A run of records
----------
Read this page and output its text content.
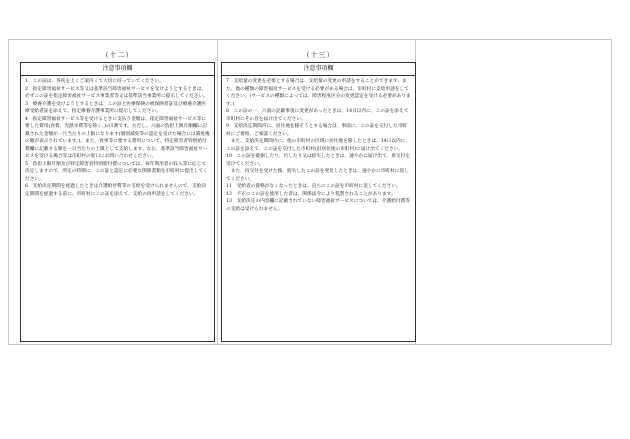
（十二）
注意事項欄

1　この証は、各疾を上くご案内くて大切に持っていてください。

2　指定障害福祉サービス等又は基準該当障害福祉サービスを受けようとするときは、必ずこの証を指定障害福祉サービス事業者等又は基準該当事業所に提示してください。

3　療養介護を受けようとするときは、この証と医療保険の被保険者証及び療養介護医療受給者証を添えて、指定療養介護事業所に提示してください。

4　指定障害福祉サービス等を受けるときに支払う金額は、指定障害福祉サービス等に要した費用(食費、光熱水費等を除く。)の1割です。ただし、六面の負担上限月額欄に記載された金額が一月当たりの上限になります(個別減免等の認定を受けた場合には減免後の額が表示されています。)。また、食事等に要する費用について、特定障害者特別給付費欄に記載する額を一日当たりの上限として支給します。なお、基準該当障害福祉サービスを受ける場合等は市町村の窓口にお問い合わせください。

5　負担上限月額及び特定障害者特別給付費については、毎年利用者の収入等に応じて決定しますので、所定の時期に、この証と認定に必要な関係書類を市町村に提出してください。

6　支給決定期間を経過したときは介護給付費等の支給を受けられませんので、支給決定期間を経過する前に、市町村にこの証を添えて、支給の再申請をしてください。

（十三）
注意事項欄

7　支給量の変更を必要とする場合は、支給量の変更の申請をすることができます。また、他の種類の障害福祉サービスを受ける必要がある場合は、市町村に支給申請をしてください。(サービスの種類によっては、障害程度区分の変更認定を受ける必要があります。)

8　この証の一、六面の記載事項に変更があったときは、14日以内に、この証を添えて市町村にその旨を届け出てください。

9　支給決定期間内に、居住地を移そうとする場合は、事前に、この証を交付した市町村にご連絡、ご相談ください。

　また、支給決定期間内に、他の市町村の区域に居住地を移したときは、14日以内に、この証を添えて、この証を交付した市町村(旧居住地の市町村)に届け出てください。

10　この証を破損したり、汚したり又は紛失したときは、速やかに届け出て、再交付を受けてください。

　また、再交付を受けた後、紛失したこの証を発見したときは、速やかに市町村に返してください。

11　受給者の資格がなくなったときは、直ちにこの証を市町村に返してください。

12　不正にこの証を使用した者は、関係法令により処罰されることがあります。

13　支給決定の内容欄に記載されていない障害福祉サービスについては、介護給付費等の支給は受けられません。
----------
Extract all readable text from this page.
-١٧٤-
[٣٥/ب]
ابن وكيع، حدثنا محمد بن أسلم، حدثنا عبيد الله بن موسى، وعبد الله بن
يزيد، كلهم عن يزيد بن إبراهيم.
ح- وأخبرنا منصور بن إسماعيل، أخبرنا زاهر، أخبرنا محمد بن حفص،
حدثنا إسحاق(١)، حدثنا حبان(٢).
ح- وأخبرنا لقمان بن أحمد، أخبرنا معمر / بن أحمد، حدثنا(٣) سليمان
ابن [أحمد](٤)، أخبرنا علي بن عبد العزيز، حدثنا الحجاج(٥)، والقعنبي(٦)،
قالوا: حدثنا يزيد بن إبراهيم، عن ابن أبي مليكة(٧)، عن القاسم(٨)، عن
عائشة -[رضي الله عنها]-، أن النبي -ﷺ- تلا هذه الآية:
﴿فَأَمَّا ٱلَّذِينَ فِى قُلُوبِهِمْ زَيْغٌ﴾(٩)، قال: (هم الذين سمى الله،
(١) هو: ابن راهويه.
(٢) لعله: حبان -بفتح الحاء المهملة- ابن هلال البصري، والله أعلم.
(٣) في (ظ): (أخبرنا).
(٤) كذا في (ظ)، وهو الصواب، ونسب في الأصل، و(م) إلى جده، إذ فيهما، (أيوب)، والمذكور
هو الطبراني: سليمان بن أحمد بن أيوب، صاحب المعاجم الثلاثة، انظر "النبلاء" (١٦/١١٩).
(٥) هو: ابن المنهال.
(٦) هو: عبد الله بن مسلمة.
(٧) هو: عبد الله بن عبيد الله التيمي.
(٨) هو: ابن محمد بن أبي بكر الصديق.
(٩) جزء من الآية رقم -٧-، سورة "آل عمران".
----------
◆ WHAT YOU WILL DO
Provide the number of lines in these entries that hold the word "page", without any accompanying text.

◆ SOLUTION
2